▶ [Task to complete]
Rewrite the lines below, putting "Figure size" wherever "Patent image size" appears and leaving everything else as it is.

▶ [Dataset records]
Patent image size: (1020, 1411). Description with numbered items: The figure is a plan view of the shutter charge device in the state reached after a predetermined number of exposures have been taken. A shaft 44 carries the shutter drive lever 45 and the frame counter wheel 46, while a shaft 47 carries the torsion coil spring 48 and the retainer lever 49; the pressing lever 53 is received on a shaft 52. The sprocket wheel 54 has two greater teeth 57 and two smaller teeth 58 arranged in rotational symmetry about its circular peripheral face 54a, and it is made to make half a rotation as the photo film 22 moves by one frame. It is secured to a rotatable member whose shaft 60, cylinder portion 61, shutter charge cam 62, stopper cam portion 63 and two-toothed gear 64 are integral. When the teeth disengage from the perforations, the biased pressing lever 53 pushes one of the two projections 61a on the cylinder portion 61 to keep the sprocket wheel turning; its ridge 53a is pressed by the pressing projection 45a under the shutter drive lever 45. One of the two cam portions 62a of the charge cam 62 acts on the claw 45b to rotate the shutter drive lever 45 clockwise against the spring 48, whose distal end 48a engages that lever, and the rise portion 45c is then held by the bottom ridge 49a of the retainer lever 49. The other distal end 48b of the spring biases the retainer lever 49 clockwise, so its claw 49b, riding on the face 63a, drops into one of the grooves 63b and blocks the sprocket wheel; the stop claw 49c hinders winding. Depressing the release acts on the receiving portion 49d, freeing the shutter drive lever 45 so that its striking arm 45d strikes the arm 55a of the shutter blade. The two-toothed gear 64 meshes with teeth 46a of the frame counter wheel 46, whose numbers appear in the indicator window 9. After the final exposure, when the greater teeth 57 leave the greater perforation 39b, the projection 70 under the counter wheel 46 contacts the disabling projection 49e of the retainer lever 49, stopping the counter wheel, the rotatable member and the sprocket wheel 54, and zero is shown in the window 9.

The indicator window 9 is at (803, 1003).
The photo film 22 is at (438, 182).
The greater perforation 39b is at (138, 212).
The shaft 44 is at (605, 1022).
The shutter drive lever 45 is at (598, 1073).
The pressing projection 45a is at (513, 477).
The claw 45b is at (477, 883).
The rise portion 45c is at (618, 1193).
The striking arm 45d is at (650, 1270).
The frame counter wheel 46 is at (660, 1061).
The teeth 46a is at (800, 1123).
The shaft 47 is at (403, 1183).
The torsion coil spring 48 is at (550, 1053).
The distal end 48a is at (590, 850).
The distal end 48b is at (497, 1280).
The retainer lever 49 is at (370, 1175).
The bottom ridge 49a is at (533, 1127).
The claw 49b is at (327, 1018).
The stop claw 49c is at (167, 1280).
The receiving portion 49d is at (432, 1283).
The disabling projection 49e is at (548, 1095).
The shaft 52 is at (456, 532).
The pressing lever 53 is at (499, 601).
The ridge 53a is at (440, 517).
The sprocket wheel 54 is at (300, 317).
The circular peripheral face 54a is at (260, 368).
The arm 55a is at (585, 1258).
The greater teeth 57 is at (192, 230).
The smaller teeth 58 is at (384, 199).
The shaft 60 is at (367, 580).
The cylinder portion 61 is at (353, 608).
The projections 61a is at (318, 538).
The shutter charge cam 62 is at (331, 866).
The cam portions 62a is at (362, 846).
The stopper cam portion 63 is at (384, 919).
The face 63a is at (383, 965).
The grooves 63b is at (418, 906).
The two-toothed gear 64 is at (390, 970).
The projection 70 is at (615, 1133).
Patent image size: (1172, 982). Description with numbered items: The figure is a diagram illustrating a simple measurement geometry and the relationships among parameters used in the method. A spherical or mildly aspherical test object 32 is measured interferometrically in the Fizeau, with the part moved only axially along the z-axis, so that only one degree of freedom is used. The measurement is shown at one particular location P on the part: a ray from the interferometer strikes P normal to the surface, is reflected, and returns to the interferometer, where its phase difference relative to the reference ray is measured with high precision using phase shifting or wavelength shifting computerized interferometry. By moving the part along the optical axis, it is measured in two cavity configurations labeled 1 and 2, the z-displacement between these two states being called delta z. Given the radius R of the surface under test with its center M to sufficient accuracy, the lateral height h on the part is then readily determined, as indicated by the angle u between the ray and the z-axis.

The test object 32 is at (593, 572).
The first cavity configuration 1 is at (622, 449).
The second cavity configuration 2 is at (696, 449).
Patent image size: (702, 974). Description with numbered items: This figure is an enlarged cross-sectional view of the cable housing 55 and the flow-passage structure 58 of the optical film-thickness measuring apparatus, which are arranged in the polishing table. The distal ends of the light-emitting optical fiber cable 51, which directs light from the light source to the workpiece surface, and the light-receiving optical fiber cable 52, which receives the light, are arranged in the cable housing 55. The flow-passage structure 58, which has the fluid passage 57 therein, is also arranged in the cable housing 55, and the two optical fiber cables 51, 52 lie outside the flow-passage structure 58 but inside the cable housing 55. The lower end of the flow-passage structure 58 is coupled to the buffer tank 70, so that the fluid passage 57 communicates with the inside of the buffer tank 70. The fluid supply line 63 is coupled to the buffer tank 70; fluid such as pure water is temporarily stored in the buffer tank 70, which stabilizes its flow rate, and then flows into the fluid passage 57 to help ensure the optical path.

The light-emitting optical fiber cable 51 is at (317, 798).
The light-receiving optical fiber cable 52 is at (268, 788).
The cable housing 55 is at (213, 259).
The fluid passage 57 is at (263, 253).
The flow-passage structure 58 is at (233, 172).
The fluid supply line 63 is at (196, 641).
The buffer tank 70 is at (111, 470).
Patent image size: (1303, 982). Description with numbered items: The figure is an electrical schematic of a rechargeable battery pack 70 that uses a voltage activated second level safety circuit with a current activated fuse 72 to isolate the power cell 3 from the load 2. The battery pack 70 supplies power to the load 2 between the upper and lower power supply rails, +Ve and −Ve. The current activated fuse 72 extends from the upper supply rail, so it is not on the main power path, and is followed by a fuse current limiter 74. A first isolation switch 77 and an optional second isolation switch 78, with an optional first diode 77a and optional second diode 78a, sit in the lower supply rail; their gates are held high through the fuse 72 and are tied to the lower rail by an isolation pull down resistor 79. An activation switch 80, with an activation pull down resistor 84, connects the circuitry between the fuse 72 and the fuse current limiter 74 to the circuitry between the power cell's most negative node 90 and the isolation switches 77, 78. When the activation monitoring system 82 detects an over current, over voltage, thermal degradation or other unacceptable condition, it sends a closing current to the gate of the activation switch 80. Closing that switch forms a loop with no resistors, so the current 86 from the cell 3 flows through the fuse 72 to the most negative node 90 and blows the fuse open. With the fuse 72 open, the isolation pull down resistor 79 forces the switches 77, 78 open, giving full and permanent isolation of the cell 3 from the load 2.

▶ [Result for this task]
Figure size: (1020, 1411). Description with numbered items: The figure is a plan view of the shutter charge device in the state reached after a predetermined number of exposures have been taken. A shaft 44 carries the shutter drive lever 45 and the frame counter wheel 46, while a shaft 47 carries the torsion coil spring 48 and the retainer lever 49; the pressing lever 53 is received on a shaft 52. The sprocket wheel 54 has two greater teeth 57 and two smaller teeth 58 arranged in rotational symmetry about its circular peripheral face 54a, and it is made to make half a rotation as the photo film 22 moves by one frame. It is secured to a rotatable member whose shaft 60, cylinder portion 61, shutter charge cam 62, stopper cam portion 63 and two-toothed gear 64 are integral. When the teeth disengage from the perforations, the biased pressing lever 53 pushes one of the two projections 61a on the cylinder portion 61 to keep the sprocket wheel turning; its ridge 53a is pressed by the pressing projection 45a under the shutter drive lever 45. One of the two cam portions 62a of the charge cam 62 acts on the claw 45b to rotate the shutter drive lever 45 clockwise against the spring 48, whose distal end 48a engages that lever, and the rise portion 45c is then held by the bottom ridge 49a of the retainer lever 49. The other distal end 48b of the spring biases the retainer lever 49 clockwise, so its claw 49b, riding on the face 63a, drops into one of the grooves 63b and blocks the sprocket wheel; the stop claw 49c hinders winding. Depressing the release acts on the receiving portion 49d, freeing the shutter drive lever 45 so that its striking arm 45d strikes the arm 55a of the shutter blade. The two-toothed gear 64 meshes with teeth 46a of the frame counter wheel 46, whose numbers appear in the indicator window 9. After the final exposure, when the greater teeth 57 leave the greater perforation 39b, the projection 70 under the counter wheel 46 contacts the disabling projection 49e of the retainer lever 49, stopping the counter wheel, the rotatable member and the sprocket wheel 54, and zero is shown in the window 9.

The indicator window 9 is at (803, 1003).
The photo film 22 is at (438, 182).
The greater perforation 39b is at (138, 212).
The shaft 44 is at (605, 1022).
The shutter drive lever 45 is at (598, 1073).
The pressing projection 45a is at (513, 477).
The claw 45b is at (477, 883).
The rise portion 45c is at (618, 1193).
The striking arm 45d is at (650, 1270).
The frame counter wheel 46 is at (660, 1061).
The teeth 46a is at (800, 1123).
The shaft 47 is at (403, 1183).
The torsion coil spring 48 is at (550, 1053).
The distal end 48a is at (590, 850).
The distal end 48b is at (497, 1280).
The retainer lever 49 is at (370, 1175).
The bottom ridge 49a is at (533, 1127).
The claw 49b is at (327, 1018).
The stop claw 49c is at (167, 1280).
The receiving portion 49d is at (432, 1283).
The disabling projection 49e is at (548, 1095).
The shaft 52 is at (456, 532).
The pressing lever 53 is at (499, 601).
The ridge 53a is at (440, 517).
The sprocket wheel 54 is at (300, 317).
The circular peripheral face 54a is at (260, 368).
The arm 55a is at (585, 1258).
The greater teeth 57 is at (192, 230).
The smaller teeth 58 is at (384, 199).
The shaft 60 is at (367, 580).
The cylinder portion 61 is at (353, 608).
The projections 61a is at (318, 538).
The shutter charge cam 62 is at (331, 866).
The cam portions 62a is at (362, 846).
The stopper cam portion 63 is at (384, 919).
The face 63a is at (383, 965).
The grooves 63b is at (418, 906).
The two-toothed gear 64 is at (390, 970).
The projection 70 is at (615, 1133).
Figure size: (1172, 982). Description with numbered items: The figure is a diagram illustrating a simple measurement geometry and the relationships among parameters used in the method. A spherical or mildly aspherical test object 32 is measured interferometrically in the Fizeau, with the part moved only axially along the z-axis, so that only one degree of freedom is used. The measurement is shown at one particular location P on the part: a ray from the interferometer strikes P normal to the surface, is reflected, and returns to the interferometer, where its phase difference relative to the reference ray is measured with high precision using phase shifting or wavelength shifting computerized interferometry. By moving the part along the optical axis, it is measured in two cavity configurations labeled 1 and 2, the z-displacement between these two states being called delta z. Given the radius R of the surface under test with its center M to sufficient accuracy, the lateral height h on the part is then readily determined, as indicated by the angle u between the ray and the z-axis.

The test object 32 is at (593, 572).
The first cavity configuration 1 is at (622, 449).
The second cavity configuration 2 is at (696, 449).
Figure size: (702, 974). Description with numbered items: This figure is an enlarged cross-sectional view of the cable housing 55 and the flow-passage structure 58 of the optical film-thickness measuring apparatus, which are arranged in the polishing table. The distal ends of the light-emitting optical fiber cable 51, which directs light from the light source to the workpiece surface, and the light-receiving optical fiber cable 52, which receives the light, are arranged in the cable housing 55. The flow-passage structure 58, which has the fluid passage 57 therein, is also arranged in the cable housing 55, and the two optical fiber cables 51, 52 lie outside the flow-passage structure 58 but inside the cable housing 55. The lower end of the flow-passage structure 58 is coupled to the buffer tank 70, so that the fluid passage 57 communicates with the inside of the buffer tank 70. The fluid supply line 63 is coupled to the buffer tank 70; fluid such as pure water is temporarily stored in the buffer tank 70, which stabilizes its flow rate, and then flows into the fluid passage 57 to help ensure the optical path.

The light-emitting optical fiber cable 51 is at (317, 798).
The light-receiving optical fiber cable 52 is at (268, 788).
The cable housing 55 is at (213, 259).
The fluid passage 57 is at (263, 253).
The flow-passage structure 58 is at (233, 172).
The fluid supply line 63 is at (196, 641).
The buffer tank 70 is at (111, 470).
Figure size: (1303, 982). Description with numbered items: The figure is an electrical schematic of a rechargeable battery pack 70 that uses a voltage activated second level safety circuit with a current activated fuse 72 to isolate the power cell 3 from the load 2. The battery pack 70 supplies power to the load 2 between the upper and lower power supply rails, +Ve and −Ve. The current activated fuse 72 extends from the upper supply rail, so it is not on the main power path, and is followed by a fuse current limiter 74. A first isolation switch 77 and an optional second isolation switch 78, with an optional first diode 77a and optional second diode 78a, sit in the lower supply rail; their gates are held high through the fuse 72 and are tied to the lower rail by an isolation pull down resistor 79. An activation switch 80, with an activation pull down resistor 84, connects the circuitry between the fuse 72 and the fuse current limiter 74 to the circuitry between the power cell's most negative node 90 and the isolation switches 77, 78. When the activation monitoring system 82 detects an over current, over voltage, thermal degradation or other unacceptable condition, it sends a closing current to the gate of the activation switch 80. Closing that switch forms a loop with no resistors, so the current 86 from the cell 3 flows through the fuse 72 to the most negative node 90 and blows the fuse open. With the fuse 72 open, the isolation pull down resistor 79 forces the switches 77, 78 open, giving full and permanent isolation of the cell 3 from the load 2.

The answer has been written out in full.